Could you output each line of the data that follows exactly?

╭──

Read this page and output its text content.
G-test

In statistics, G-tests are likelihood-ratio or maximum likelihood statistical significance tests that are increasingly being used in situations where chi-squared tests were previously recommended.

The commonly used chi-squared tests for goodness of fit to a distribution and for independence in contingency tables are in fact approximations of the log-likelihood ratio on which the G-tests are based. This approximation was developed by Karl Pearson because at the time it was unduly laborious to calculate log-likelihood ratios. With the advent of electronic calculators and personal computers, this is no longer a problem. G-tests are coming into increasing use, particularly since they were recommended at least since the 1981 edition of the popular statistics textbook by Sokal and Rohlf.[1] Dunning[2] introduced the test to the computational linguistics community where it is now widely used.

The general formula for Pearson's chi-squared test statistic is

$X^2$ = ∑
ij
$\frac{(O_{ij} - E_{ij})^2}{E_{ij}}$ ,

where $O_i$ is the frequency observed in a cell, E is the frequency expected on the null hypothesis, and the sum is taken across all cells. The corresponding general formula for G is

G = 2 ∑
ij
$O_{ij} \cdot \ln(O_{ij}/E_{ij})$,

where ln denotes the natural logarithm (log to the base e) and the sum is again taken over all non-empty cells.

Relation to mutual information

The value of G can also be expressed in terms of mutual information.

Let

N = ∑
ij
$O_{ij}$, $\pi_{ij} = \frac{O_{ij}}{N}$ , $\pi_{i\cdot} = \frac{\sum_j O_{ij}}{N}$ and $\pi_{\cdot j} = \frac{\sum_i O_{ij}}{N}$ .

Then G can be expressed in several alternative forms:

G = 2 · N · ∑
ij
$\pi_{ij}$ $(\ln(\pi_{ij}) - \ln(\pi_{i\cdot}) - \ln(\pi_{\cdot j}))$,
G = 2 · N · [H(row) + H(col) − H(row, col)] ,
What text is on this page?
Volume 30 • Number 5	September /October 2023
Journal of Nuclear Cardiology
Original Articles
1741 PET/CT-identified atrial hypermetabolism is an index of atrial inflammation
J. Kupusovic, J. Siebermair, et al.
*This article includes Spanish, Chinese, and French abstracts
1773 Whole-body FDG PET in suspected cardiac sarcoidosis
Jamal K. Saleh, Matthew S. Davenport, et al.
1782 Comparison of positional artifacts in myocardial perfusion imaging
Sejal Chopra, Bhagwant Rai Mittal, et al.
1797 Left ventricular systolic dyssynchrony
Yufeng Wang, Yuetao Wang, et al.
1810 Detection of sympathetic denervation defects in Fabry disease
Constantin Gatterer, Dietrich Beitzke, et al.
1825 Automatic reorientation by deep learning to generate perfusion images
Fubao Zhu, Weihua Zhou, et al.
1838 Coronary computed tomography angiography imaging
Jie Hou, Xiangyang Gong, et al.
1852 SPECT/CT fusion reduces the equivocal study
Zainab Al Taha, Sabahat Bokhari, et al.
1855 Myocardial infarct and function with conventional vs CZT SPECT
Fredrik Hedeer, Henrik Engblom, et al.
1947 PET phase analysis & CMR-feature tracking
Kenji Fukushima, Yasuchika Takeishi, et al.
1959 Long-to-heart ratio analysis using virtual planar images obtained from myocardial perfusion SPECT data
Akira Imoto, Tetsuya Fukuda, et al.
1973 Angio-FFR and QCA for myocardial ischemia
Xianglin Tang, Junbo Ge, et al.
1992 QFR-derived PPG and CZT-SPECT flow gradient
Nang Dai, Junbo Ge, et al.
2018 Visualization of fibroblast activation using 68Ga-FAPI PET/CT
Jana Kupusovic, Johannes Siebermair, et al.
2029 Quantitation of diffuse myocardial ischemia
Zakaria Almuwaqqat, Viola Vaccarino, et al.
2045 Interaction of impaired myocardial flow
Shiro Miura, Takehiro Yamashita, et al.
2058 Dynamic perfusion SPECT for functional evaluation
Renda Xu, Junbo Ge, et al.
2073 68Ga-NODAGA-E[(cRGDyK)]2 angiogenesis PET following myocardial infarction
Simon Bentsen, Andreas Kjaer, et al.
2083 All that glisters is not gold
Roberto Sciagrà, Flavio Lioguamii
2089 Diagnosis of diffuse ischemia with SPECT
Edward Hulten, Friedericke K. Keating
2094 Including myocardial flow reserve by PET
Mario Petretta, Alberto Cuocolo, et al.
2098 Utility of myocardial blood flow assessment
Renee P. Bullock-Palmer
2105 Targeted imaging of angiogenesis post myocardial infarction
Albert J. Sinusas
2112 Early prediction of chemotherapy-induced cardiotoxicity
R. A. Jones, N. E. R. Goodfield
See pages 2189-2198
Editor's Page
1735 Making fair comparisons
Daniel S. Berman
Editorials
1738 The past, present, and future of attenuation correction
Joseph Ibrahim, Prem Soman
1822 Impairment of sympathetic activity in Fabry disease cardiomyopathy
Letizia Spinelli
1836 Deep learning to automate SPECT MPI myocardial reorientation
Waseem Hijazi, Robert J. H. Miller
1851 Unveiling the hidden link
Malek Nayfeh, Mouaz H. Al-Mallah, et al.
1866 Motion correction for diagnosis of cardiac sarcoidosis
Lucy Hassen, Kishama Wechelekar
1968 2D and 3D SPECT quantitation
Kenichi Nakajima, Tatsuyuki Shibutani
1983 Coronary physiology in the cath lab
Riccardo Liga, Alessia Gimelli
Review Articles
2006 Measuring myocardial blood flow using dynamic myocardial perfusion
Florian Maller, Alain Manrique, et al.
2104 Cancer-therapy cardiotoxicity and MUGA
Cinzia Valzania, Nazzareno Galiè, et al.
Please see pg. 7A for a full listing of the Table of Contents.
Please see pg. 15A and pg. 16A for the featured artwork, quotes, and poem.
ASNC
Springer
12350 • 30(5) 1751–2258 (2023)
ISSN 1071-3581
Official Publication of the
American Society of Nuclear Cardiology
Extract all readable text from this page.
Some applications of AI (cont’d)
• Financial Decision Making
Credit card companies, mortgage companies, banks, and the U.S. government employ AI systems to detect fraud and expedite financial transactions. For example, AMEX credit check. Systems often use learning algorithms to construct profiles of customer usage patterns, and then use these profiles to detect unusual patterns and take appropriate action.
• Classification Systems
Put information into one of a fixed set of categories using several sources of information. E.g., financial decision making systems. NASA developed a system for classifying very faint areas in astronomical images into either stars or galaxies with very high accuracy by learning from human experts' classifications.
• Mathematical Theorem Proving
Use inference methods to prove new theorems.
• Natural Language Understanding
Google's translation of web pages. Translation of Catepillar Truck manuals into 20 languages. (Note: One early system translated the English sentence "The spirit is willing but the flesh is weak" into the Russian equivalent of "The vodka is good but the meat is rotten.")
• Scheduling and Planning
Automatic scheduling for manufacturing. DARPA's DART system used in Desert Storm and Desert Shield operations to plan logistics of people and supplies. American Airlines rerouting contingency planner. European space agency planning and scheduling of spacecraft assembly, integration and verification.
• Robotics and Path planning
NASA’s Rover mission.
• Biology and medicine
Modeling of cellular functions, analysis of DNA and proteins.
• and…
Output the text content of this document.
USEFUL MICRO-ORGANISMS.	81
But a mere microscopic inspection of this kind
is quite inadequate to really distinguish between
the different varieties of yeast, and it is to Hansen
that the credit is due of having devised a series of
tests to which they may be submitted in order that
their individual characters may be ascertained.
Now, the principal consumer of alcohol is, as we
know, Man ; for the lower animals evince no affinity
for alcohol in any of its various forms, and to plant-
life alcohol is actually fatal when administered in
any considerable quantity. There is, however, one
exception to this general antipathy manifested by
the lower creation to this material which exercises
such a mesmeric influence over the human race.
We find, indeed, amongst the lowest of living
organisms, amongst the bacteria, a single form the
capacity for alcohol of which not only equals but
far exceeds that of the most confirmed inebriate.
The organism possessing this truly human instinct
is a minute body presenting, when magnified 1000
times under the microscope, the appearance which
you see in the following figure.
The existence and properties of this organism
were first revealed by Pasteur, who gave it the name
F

╰──

- Exercise solution
Read this page and output its text content.
G-test

In statistics, G-tests are likelihood-ratio or maximum likelihood statistical significance tests that are increasingly being used in situations where chi-squared tests were previously recommended.

The commonly used chi-squared tests for goodness of fit to a distribution and for independence in contingency tables are in fact approximations of the log-likelihood ratio on which the G-tests are based. This approximation was developed by Karl Pearson because at the time it was unduly laborious to calculate log-likelihood ratios. With the advent of electronic calculators and personal computers, this is no longer a problem. G-tests are coming into increasing use, particularly since they were recommended at least since the 1981 edition of the popular statistics textbook by Sokal and Rohlf.[1] Dunning[2] introduced the test to the computational linguistics community where it is now widely used.

The general formula for Pearson's chi-squared test statistic is

$X^2$ = ∑
ij
$\frac{(O_{ij} - E_{ij})^2}{E_{ij}}$ ,

where $O_i$ is the frequency observed in a cell, E is the frequency expected on the null hypothesis, and the sum is taken across all cells. The corresponding general formula for G is

G = 2 ∑
ij
$O_{ij} \cdot \ln(O_{ij}/E_{ij})$,

where ln denotes the natural logarithm (log to the base e) and the sum is again taken over all non-empty cells.

Relation to mutual information

The value of G can also be expressed in terms of mutual information.

Let

N = ∑
ij
$O_{ij}$, $\pi_{ij} = \frac{O_{ij}}{N}$ , $\pi_{i\cdot} = \frac{\sum_j O_{ij}}{N}$ and $\pi_{\cdot j} = \frac{\sum_i O_{ij}}{N}$ .

Then G can be expressed in several alternative forms:

G = 2 · N · ∑
ij
$\pi_{ij}$ $(\ln(\pi_{ij}) - \ln(\pi_{i\cdot}) - \ln(\pi_{\cdot j}))$,
G = 2 · N · [H(row) + H(col) − H(row, col)] ,
What text is on this page?
Volume 30 • Number 5	September /October 2023
Journal of Nuclear Cardiology
Original Articles
1741 PET/CT-identified atrial hypermetabolism is an index of atrial inflammation
J. Kupusovic, J. Siebermair, et al.
*This article includes Spanish, Chinese, and French abstracts
1773 Whole-body FDG PET in suspected cardiac sarcoidosis
Jamal K. Saleh, Matthew S. Davenport, et al.
1782 Comparison of positional artifacts in myocardial perfusion imaging
Sejal Chopra, Bhagwant Rai Mittal, et al.
1797 Left ventricular systolic dyssynchrony
Yufeng Wang, Yuetao Wang, et al.
1810 Detection of sympathetic denervation defects in Fabry disease
Constantin Gatterer, Dietrich Beitzke, et al.
1825 Automatic reorientation by deep learning to generate perfusion images
Fubao Zhu, Weihua Zhou, et al.
1838 Coronary computed tomography angiography imaging
Jie Hou, Xiangyang Gong, et al.
1852 SPECT/CT fusion reduces the equivocal study
Zainab Al Taha, Sabahat Bokhari, et al.
1855 Myocardial infarct and function with conventional vs CZT SPECT
Fredrik Hedeer, Henrik Engblom, et al.
1947 PET phase analysis & CMR-feature tracking
Kenji Fukushima, Yasuchika Takeishi, et al.
1959 Long-to-heart ratio analysis using virtual planar images obtained from myocardial perfusion SPECT data
Akira Imoto, Tetsuya Fukuda, et al.
1973 Angio-FFR and QCA for myocardial ischemia
Xianglin Tang, Junbo Ge, et al.
1992 QFR-derived PPG and CZT-SPECT flow gradient
Nang Dai, Junbo Ge, et al.
2018 Visualization of fibroblast activation using 68Ga-FAPI PET/CT
Jana Kupusovic, Johannes Siebermair, et al.
2029 Quantitation of diffuse myocardial ischemia
Zakaria Almuwaqqat, Viola Vaccarino, et al.
2045 Interaction of impaired myocardial flow
Shiro Miura, Takehiro Yamashita, et al.
2058 Dynamic perfusion SPECT for functional evaluation
Renda Xu, Junbo Ge, et al.
2073 68Ga-NODAGA-E[(cRGDyK)]2 angiogenesis PET following myocardial infarction
Simon Bentsen, Andreas Kjaer, et al.
2083 All that glisters is not gold
Roberto Sciagrà, Flavio Lioguamii
2089 Diagnosis of diffuse ischemia with SPECT
Edward Hulten, Friedericke K. Keating
2094 Including myocardial flow reserve by PET
Mario Petretta, Alberto Cuocolo, et al.
2098 Utility of myocardial blood flow assessment
Renee P. Bullock-Palmer
2105 Targeted imaging of angiogenesis post myocardial infarction
Albert J. Sinusas
2112 Early prediction of chemotherapy-induced cardiotoxicity
R. A. Jones, N. E. R. Goodfield
See pages 2189-2198
Editor's Page
1735 Making fair comparisons
Daniel S. Berman
Editorials
1738 The past, present, and future of attenuation correction
Joseph Ibrahim, Prem Soman
1822 Impairment of sympathetic activity in Fabry disease cardiomyopathy
Letizia Spinelli
1836 Deep learning to automate SPECT MPI myocardial reorientation
Waseem Hijazi, Robert J. H. Miller
1851 Unveiling the hidden link
Malek Nayfeh, Mouaz H. Al-Mallah, et al.
1866 Motion correction for diagnosis of cardiac sarcoidosis
Lucy Hassen, Kishama Wechelekar
1968 2D and 3D SPECT quantitation
Kenichi Nakajima, Tatsuyuki Shibutani
1983 Coronary physiology in the cath lab
Riccardo Liga, Alessia Gimelli
Review Articles
2006 Measuring myocardial blood flow using dynamic myocardial perfusion
Florian Maller, Alain Manrique, et al.
2104 Cancer-therapy cardiotoxicity and MUGA
Cinzia Valzania, Nazzareno Galiè, et al.
Please see pg. 7A for a full listing of the Table of Contents.
Please see pg. 15A and pg. 16A for the featured artwork, quotes, and poem.
ASNC
Springer
12350 • 30(5) 1751–2258 (2023)
ISSN 1071-3581
Official Publication of the
American Society of Nuclear Cardiology
Extract all readable text from this page.
Some applications of AI (cont’d)
• Financial Decision Making
Credit card companies, mortgage companies, banks, and the U.S. government employ AI systems to detect fraud and expedite financial transactions. For example, AMEX credit check. Systems often use learning algorithms to construct profiles of customer usage patterns, and then use these profiles to detect unusual patterns and take appropriate action.
• Classification Systems
Put information into one of a fixed set of categories using several sources of information. E.g., financial decision making systems. NASA developed a system for classifying very faint areas in astronomical images into either stars or galaxies with very high accuracy by learning from human experts' classifications.
• Mathematical Theorem Proving
Use inference methods to prove new theorems.
• Natural Language Understanding
Google's translation of web pages. Translation of Catepillar Truck manuals into 20 languages. (Note: One early system translated the English sentence "The spirit is willing but the flesh is weak" into the Russian equivalent of "The vodka is good but the meat is rotten.")
• Scheduling and Planning
Automatic scheduling for manufacturing. DARPA's DART system used in Desert Storm and Desert Shield operations to plan logistics of people and supplies. American Airlines rerouting contingency planner. European space agency planning and scheduling of spacecraft assembly, integration and verification.
• Robotics and Path planning
NASA’s Rover mission.
• Biology and medicine
Modeling of cellular functions, analysis of DNA and proteins.
• and…
Output the text content of this document.
USEFUL MICRO-ORGANISMS.	81
But a mere microscopic inspection of this kind
is quite inadequate to really distinguish between
the different varieties of yeast, and it is to Hansen
that the credit is due of having devised a series of
tests to which they may be submitted in order that
their individual characters may be ascertained.
Now, the principal consumer of alcohol is, as we
know, Man ; for the lower animals evince no affinity
for alcohol in any of its various forms, and to plant-
life alcohol is actually fatal when administered in
any considerable quantity. There is, however, one
exception to this general antipathy manifested by
the lower creation to this material which exercises
such a mesmeric influence over the human race.
We find, indeed, amongst the lowest of living
organisms, amongst the bacteria, a single form the
capacity for alcohol of which not only equals but
far exceeds that of the most confirmed inebriate.
The organism possessing this truly human instinct
is a minute body presenting, when magnified 1000
times under the microscope, the appearance which
you see in the following figure.
The existence and properties of this organism
were first revealed by Pasteur, who gave it the name
F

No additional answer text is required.